• **PROVIDED DATA**
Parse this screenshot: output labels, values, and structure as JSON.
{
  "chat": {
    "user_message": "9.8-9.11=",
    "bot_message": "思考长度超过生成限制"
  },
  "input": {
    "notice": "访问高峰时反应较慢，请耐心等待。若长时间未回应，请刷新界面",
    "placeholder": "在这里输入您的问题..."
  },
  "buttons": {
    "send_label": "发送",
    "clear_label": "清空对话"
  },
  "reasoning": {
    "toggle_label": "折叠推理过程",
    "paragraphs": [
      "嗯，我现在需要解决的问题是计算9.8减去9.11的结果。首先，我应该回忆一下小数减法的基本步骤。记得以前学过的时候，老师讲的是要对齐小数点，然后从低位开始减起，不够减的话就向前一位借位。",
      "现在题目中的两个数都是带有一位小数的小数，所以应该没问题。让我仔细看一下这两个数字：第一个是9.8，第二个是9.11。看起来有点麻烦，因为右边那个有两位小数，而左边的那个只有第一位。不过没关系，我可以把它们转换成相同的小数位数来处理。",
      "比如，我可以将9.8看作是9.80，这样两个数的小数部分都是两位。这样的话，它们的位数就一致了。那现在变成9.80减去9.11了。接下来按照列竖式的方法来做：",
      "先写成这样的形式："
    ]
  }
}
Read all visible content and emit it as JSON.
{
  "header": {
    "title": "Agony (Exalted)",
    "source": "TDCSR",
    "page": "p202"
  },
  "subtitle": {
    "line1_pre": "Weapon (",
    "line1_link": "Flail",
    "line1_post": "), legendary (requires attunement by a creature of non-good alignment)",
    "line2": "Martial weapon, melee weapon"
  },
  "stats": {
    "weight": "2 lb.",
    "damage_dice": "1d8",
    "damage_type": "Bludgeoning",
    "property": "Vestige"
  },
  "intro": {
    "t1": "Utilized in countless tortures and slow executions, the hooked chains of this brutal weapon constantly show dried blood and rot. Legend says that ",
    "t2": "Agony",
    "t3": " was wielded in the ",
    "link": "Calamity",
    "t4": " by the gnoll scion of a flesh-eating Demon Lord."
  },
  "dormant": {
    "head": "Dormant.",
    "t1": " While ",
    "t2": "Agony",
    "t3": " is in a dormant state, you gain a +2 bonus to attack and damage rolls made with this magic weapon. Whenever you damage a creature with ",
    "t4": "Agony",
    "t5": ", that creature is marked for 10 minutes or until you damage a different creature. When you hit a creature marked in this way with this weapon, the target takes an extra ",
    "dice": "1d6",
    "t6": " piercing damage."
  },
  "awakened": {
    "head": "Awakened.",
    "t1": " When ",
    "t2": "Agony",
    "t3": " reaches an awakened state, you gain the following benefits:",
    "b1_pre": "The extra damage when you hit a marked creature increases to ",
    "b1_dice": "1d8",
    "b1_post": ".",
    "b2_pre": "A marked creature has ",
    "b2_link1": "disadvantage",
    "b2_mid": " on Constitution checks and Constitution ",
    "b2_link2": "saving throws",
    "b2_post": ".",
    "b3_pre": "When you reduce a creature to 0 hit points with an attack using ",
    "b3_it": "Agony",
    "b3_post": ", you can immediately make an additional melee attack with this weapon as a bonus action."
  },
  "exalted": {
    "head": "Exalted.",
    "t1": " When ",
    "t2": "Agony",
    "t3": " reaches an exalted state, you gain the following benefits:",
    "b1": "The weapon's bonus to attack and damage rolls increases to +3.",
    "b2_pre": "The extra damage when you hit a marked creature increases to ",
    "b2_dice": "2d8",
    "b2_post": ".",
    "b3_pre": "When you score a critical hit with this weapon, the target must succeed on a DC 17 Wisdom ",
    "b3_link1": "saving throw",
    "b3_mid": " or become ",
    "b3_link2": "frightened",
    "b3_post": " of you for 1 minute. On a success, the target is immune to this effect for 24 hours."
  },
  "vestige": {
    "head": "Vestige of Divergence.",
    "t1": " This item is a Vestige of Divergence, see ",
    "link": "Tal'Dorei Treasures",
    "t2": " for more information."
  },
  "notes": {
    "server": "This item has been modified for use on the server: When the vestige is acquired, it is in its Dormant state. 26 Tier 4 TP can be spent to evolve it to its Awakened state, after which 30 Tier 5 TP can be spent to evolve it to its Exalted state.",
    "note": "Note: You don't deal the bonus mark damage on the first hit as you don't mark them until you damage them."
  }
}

• **TASK**
Quote the data in full, keeping each word unchanged.

• **SOLUTION TO THIS PROBLEM**
Parse this screenshot: output labels, values, and structure as JSON.
{
  "chat": {
    "user_message": "9.8-9.11=",
    "bot_message": "思考长度超过生成限制"
  },
  "input": {
    "notice": "访问高峰时反应较慢，请耐心等待。若长时间未回应，请刷新界面",
    "placeholder": "在这里输入您的问题..."
  },
  "buttons": {
    "send_label": "发送",
    "clear_label": "清空对话"
  },
  "reasoning": {
    "toggle_label": "折叠推理过程",
    "paragraphs": [
      "嗯，我现在需要解决的问题是计算9.8减去9.11的结果。首先，我应该回忆一下小数减法的基本步骤。记得以前学过的时候，老师讲的是要对齐小数点，然后从低位开始减起，不够减的话就向前一位借位。",
      "现在题目中的两个数都是带有一位小数的小数，所以应该没问题。让我仔细看一下这两个数字：第一个是9.8，第二个是9.11。看起来有点麻烦，因为右边那个有两位小数，而左边的那个只有第一位。不过没关系，我可以把它们转换成相同的小数位数来处理。",
      "比如，我可以将9.8看作是9.80，这样两个数的小数部分都是两位。这样的话，它们的位数就一致了。那现在变成9.80减去9.11了。接下来按照列竖式的方法来做：",
      "先写成这样的形式："
    ]
  }
}
Read all visible content and emit it as JSON.
{
  "header": {
    "title": "Agony (Exalted)",
    "source": "TDCSR",
    "page": "p202"
  },
  "subtitle": {
    "line1_pre": "Weapon (",
    "line1_link": "Flail",
    "line1_post": "), legendary (requires attunement by a creature of non-good alignment)",
    "line2": "Martial weapon, melee weapon"
  },
  "stats": {
    "weight": "2 lb.",
    "damage_dice": "1d8",
    "damage_type": "Bludgeoning",
    "property": "Vestige"
  },
  "intro": {
    "t1": "Utilized in countless tortures and slow executions, the hooked chains of this brutal weapon constantly show dried blood and rot. Legend says that ",
    "t2": "Agony",
    "t3": " was wielded in the ",
    "link": "Calamity",
    "t4": " by the gnoll scion of a flesh-eating Demon Lord."
  },
  "dormant": {
    "head": "Dormant.",
    "t1": " While ",
    "t2": "Agony",
    "t3": " is in a dormant state, you gain a +2 bonus to attack and damage rolls made with this magic weapon. Whenever you damage a creature with ",
    "t4": "Agony",
    "t5": ", that creature is marked for 10 minutes or until you damage a different creature. When you hit a creature marked in this way with this weapon, the target takes an extra ",
    "dice": "1d6",
    "t6": " piercing damage."
  },
  "awakened": {
    "head": "Awakened.",
    "t1": " When ",
    "t2": "Agony",
    "t3": " reaches an awakened state, you gain the following benefits:",
    "b1_pre": "The extra damage when you hit a marked creature increases to ",
    "b1_dice": "1d8",
    "b1_post": ".",
    "b2_pre": "A marked creature has ",
    "b2_link1": "disadvantage",
    "b2_mid": " on Constitution checks and Constitution ",
    "b2_link2": "saving throws",
    "b2_post": ".",
    "b3_pre": "When you reduce a creature to 0 hit points with an attack using ",
    "b3_it": "Agony",
    "b3_post": ", you can immediately make an additional melee attack with this weapon as a bonus action."
  },
  "exalted": {
    "head": "Exalted.",
    "t1": " When ",
    "t2": "Agony",
    "t3": " reaches an exalted state, you gain the following benefits:",
    "b1": "The weapon's bonus to attack and damage rolls increases to +3.",
    "b2_pre": "The extra damage when you hit a marked creature increases to ",
    "b2_dice": "2d8",
    "b2_post": ".",
    "b3_pre": "When you score a critical hit with this weapon, the target must succeed on a DC 17 Wisdom ",
    "b3_link1": "saving throw",
    "b3_mid": " or become ",
    "b3_link2": "frightened",
    "b3_post": " of you for 1 minute. On a success, the target is immune to this effect for 24 hours."
  },
  "vestige": {
    "head": "Vestige of Divergence.",
    "t1": " This item is a Vestige of Divergence, see ",
    "link": "Tal'Dorei Treasures",
    "t2": " for more information."
  },
  "notes": {
    "server": "This item has been modified for use on the server: When the vestige is acquired, it is in its Dormant state. 26 Tier 4 TP can be spent to evolve it to its Awakened state, after which 30 Tier 5 TP can be spent to evolve it to its Exalted state.",
    "note": "Note: You don't deal the bonus mark damage on the first hit as you don't mark them until you damage them."
  }
}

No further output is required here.